▶ [Written task] Say how many lines contain the word "Kontrollera". Only the number should be given.

▶ [Dataset rows]
--- Start ---
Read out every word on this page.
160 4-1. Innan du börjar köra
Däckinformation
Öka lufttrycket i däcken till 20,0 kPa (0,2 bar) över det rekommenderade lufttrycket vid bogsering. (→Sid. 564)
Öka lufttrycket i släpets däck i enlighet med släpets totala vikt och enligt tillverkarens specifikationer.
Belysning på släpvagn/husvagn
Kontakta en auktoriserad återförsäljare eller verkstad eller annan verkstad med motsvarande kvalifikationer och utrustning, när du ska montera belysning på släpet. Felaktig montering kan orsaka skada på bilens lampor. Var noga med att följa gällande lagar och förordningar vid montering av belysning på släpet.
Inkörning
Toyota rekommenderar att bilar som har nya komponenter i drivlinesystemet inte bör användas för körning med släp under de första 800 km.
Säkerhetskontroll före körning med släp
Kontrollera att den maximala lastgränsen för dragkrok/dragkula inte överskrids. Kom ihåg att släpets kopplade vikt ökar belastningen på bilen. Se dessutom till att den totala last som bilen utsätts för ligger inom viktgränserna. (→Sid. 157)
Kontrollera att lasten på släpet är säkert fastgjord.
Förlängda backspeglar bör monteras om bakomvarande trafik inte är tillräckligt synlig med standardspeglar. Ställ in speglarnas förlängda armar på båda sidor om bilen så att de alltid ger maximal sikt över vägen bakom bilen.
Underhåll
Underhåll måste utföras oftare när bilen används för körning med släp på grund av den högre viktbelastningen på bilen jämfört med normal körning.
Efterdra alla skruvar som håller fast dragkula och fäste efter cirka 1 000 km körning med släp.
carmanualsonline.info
--- End ---
▶ [Expected answer] 2